Stored records
────────────────────────────────────────

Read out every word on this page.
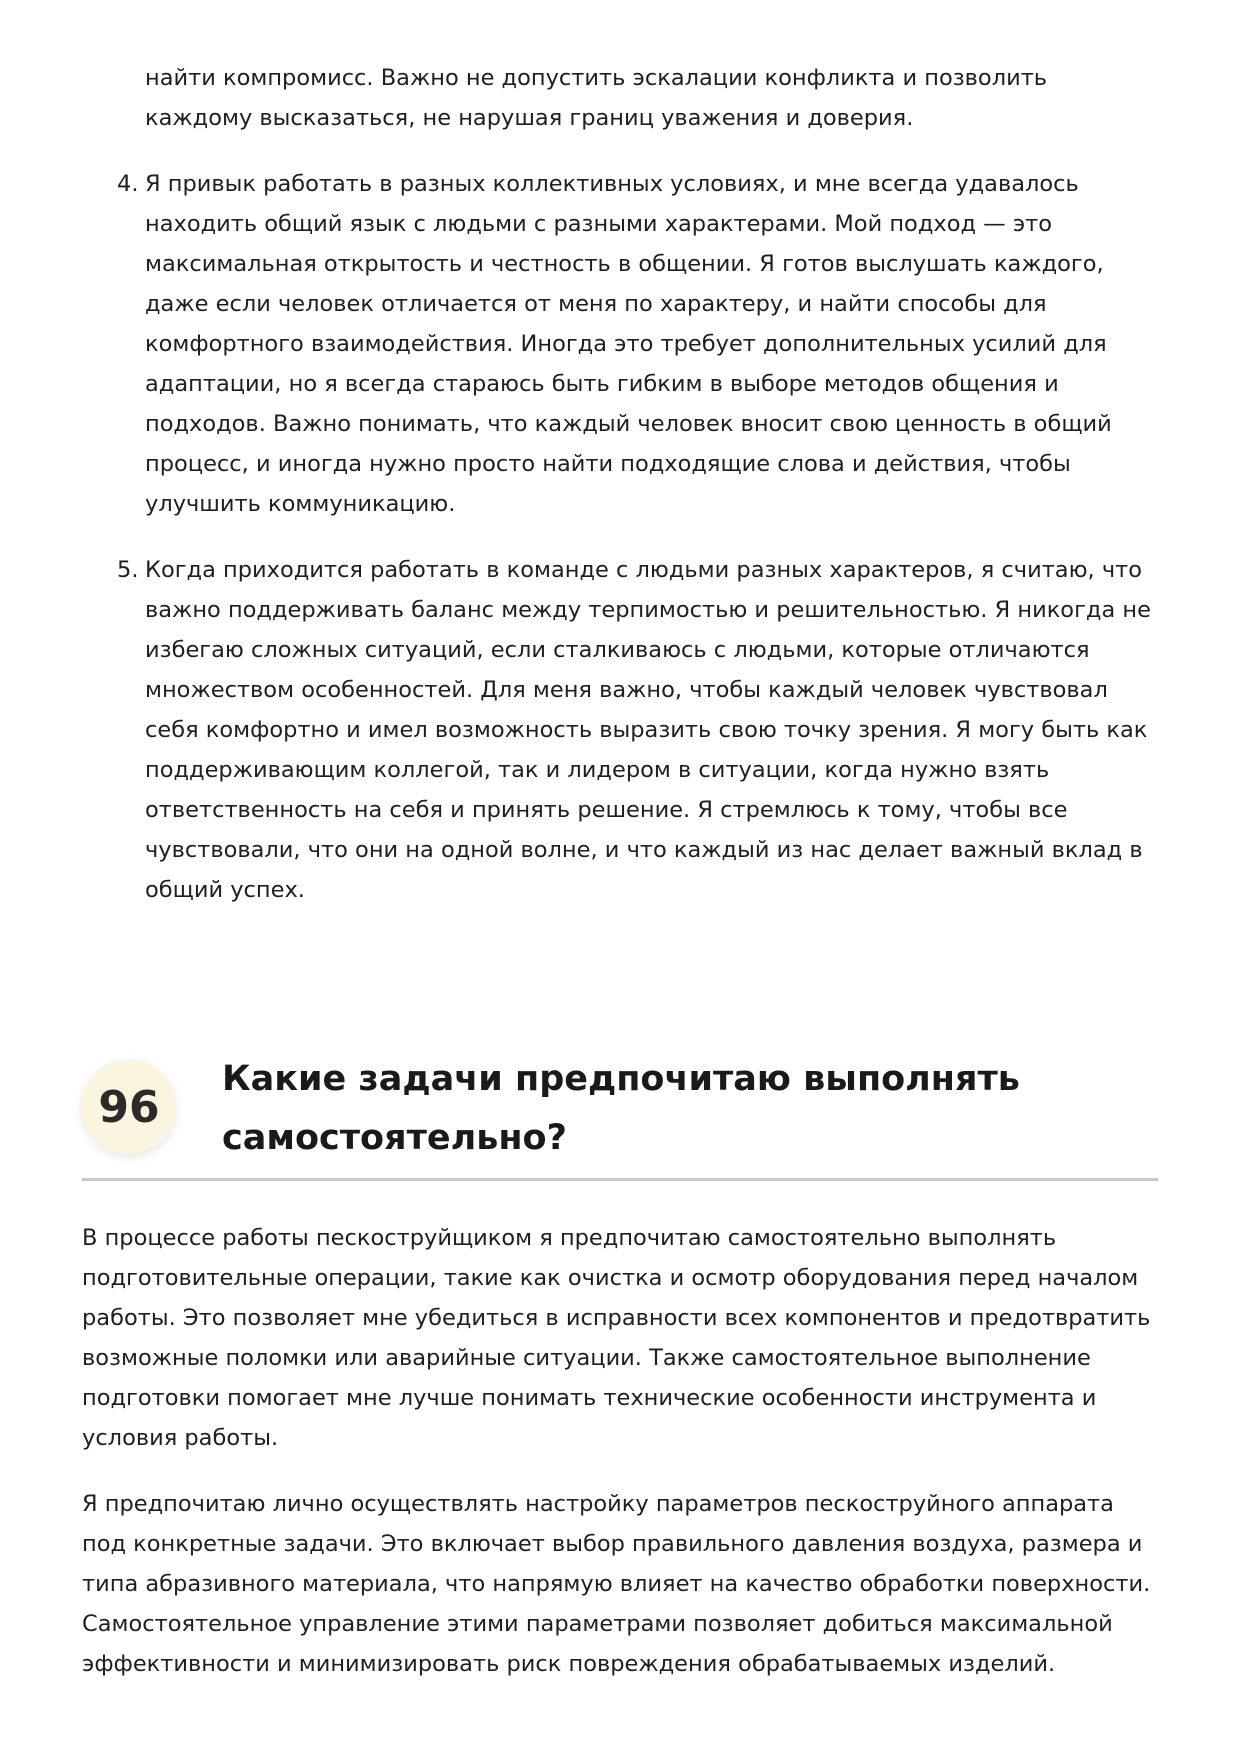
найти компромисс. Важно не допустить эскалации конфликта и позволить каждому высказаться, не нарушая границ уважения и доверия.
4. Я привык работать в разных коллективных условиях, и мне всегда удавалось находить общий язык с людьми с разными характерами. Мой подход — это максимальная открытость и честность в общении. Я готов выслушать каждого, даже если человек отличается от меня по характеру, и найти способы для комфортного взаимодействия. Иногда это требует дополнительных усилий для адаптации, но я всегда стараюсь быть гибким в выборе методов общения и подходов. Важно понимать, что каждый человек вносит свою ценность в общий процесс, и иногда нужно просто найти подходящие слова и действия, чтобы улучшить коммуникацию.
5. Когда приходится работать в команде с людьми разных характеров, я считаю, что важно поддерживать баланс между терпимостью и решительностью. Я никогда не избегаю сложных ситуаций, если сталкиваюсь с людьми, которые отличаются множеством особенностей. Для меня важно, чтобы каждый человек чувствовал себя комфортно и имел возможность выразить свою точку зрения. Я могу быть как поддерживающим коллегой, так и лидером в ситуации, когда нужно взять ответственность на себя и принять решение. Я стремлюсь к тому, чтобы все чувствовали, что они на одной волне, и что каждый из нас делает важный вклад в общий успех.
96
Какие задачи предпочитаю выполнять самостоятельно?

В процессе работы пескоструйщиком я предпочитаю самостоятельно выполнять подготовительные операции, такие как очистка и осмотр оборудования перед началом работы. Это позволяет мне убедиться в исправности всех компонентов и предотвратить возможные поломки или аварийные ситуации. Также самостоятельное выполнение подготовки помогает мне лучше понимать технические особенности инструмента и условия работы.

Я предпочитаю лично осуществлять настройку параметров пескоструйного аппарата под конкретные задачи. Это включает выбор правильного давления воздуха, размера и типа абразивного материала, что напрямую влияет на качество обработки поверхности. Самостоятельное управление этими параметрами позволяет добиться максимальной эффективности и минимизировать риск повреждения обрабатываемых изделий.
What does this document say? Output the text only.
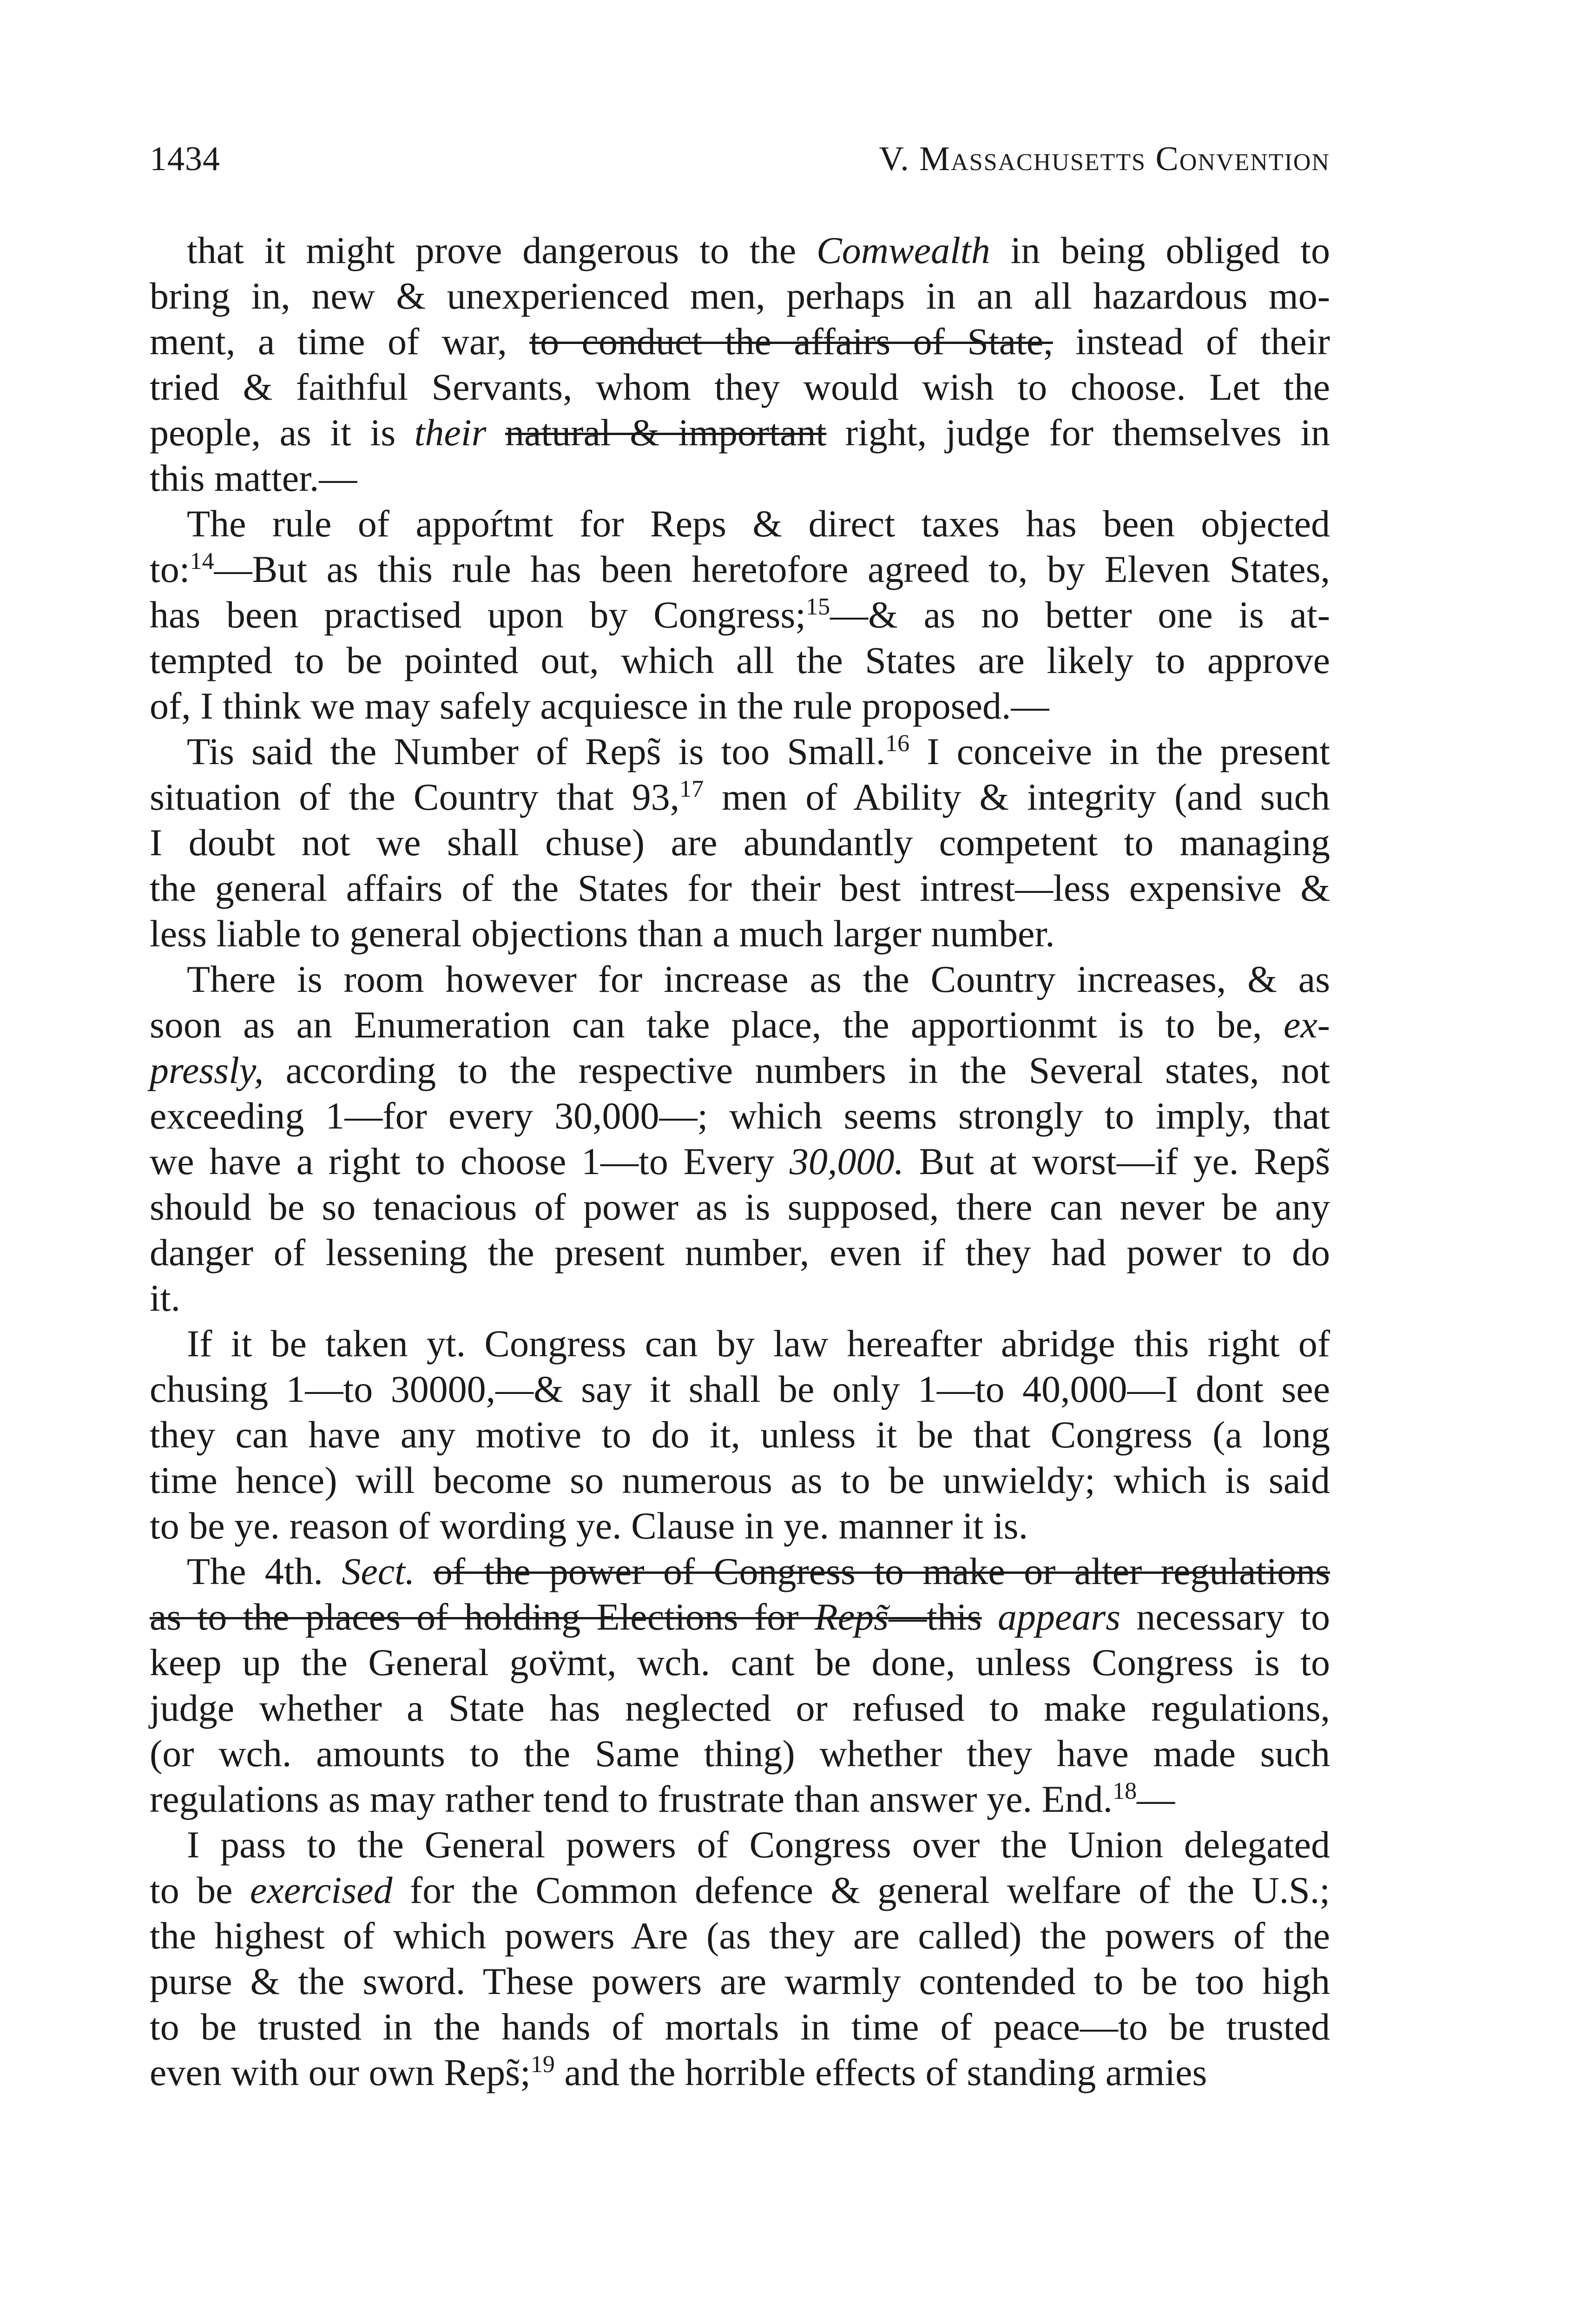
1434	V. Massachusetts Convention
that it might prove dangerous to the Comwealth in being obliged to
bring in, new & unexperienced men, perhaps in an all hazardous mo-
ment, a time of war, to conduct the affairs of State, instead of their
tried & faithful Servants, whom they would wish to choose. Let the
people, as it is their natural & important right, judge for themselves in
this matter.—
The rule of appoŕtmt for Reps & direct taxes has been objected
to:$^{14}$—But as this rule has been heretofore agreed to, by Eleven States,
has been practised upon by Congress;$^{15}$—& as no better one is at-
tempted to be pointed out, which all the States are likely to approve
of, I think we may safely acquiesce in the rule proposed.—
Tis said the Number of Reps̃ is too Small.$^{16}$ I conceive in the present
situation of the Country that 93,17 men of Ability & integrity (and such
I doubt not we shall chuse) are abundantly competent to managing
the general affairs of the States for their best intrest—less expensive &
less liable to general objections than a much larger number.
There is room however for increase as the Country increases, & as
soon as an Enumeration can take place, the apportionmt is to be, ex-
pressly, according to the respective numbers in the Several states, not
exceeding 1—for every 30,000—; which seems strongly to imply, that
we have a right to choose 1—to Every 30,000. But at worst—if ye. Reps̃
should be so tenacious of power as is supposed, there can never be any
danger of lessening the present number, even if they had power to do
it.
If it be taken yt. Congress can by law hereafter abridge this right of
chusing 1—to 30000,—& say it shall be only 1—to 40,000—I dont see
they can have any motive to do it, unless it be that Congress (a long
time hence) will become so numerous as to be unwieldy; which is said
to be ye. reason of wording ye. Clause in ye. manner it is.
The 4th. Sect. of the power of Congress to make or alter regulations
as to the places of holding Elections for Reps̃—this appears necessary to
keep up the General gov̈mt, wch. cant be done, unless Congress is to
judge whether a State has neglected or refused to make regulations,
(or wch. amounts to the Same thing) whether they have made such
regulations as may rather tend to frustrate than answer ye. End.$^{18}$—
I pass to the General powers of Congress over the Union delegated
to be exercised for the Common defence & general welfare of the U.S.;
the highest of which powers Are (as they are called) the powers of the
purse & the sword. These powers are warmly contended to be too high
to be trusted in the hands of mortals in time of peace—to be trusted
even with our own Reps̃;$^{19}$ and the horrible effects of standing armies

────────────────────────────────────────

Exercise details => Retype the entries word for word. Omit any images.

Finished answer =>
Read out every word on this page.
найти компромисс. Важно не допустить эскалации конфликта и позволить каждому высказаться, не нарушая границ уважения и доверия.
4. Я привык работать в разных коллективных условиях, и мне всегда удавалось находить общий язык с людьми с разными характерами. Мой подход — это максимальная открытость и честность в общении. Я готов выслушать каждого, даже если человек отличается от меня по характеру, и найти способы для комфортного взаимодействия. Иногда это требует дополнительных усилий для адаптации, но я всегда стараюсь быть гибким в выборе методов общения и подходов. Важно понимать, что каждый человек вносит свою ценность в общий процесс, и иногда нужно просто найти подходящие слова и действия, чтобы улучшить коммуникацию.
5. Когда приходится работать в команде с людьми разных характеров, я считаю, что важно поддерживать баланс между терпимостью и решительностью. Я никогда не избегаю сложных ситуаций, если сталкиваюсь с людьми, которые отличаются множеством особенностей. Для меня важно, чтобы каждый человек чувствовал себя комфортно и имел возможность выразить свою точку зрения. Я могу быть как поддерживающим коллегой, так и лидером в ситуации, когда нужно взять ответственность на себя и принять решение. Я стремлюсь к тому, чтобы все чувствовали, что они на одной волне, и что каждый из нас делает важный вклад в общий успех.
96
Какие задачи предпочитаю выполнять самостоятельно?

В процессе работы пескоструйщиком я предпочитаю самостоятельно выполнять подготовительные операции, такие как очистка и осмотр оборудования перед началом работы. Это позволяет мне убедиться в исправности всех компонентов и предотвратить возможные поломки или аварийные ситуации. Также самостоятельное выполнение подготовки помогает мне лучше понимать технические особенности инструмента и условия работы.

Я предпочитаю лично осуществлять настройку параметров пескоструйного аппарата под конкретные задачи. Это включает выбор правильного давления воздуха, размера и типа абразивного материала, что напрямую влияет на качество обработки поверхности. Самостоятельное управление этими параметрами позволяет добиться максимальной эффективности и минимизировать риск повреждения обрабатываемых изделий.
What does this document say? Output the text only.
1434	V. Massachusetts Convention
that it might prove dangerous to the Comwealth in being obliged to
bring in, new & unexperienced men, perhaps in an all hazardous mo-
ment, a time of war, to conduct the affairs of State, instead of their
tried & faithful Servants, whom they would wish to choose. Let the
people, as it is their natural & important right, judge for themselves in
this matter.—
The rule of appoŕtmt for Reps & direct taxes has been objected
to:$^{14}$—But as this rule has been heretofore agreed to, by Eleven States,
has been practised upon by Congress;$^{15}$—& as no better one is at-
tempted to be pointed out, which all the States are likely to approve
of, I think we may safely acquiesce in the rule proposed.—
Tis said the Number of Reps̃ is too Small.$^{16}$ I conceive in the present
situation of the Country that 93,17 men of Ability & integrity (and such
I doubt not we shall chuse) are abundantly competent to managing
the general affairs of the States for their best intrest—less expensive &
less liable to general objections than a much larger number.
There is room however for increase as the Country increases, & as
soon as an Enumeration can take place, the apportionmt is to be, ex-
pressly, according to the respective numbers in the Several states, not
exceeding 1—for every 30,000—; which seems strongly to imply, that
we have a right to choose 1—to Every 30,000. But at worst—if ye. Reps̃
should be so tenacious of power as is supposed, there can never be any
danger of lessening the present number, even if they had power to do
it.
If it be taken yt. Congress can by law hereafter abridge this right of
chusing 1—to 30000,—& say it shall be only 1—to 40,000—I dont see
they can have any motive to do it, unless it be that Congress (a long
time hence) will become so numerous as to be unwieldy; which is said
to be ye. reason of wording ye. Clause in ye. manner it is.
The 4th. Sect. of the power of Congress to make or alter regulations
as to the places of holding Elections for Reps̃—this appears necessary to
keep up the General gov̈mt, wch. cant be done, unless Congress is to
judge whether a State has neglected or refused to make regulations,
(or wch. amounts to the Same thing) whether they have made such
regulations as may rather tend to frustrate than answer ye. End.$^{18}$—
I pass to the General powers of Congress over the Union delegated
to be exercised for the Common defence & general welfare of the U.S.;
the highest of which powers Are (as they are called) the powers of the
purse & the sword. These powers are warmly contended to be too high
to be trusted in the hands of mortals in time of peace—to be trusted
even with our own Reps̃;$^{19}$ and the horrible effects of standing armies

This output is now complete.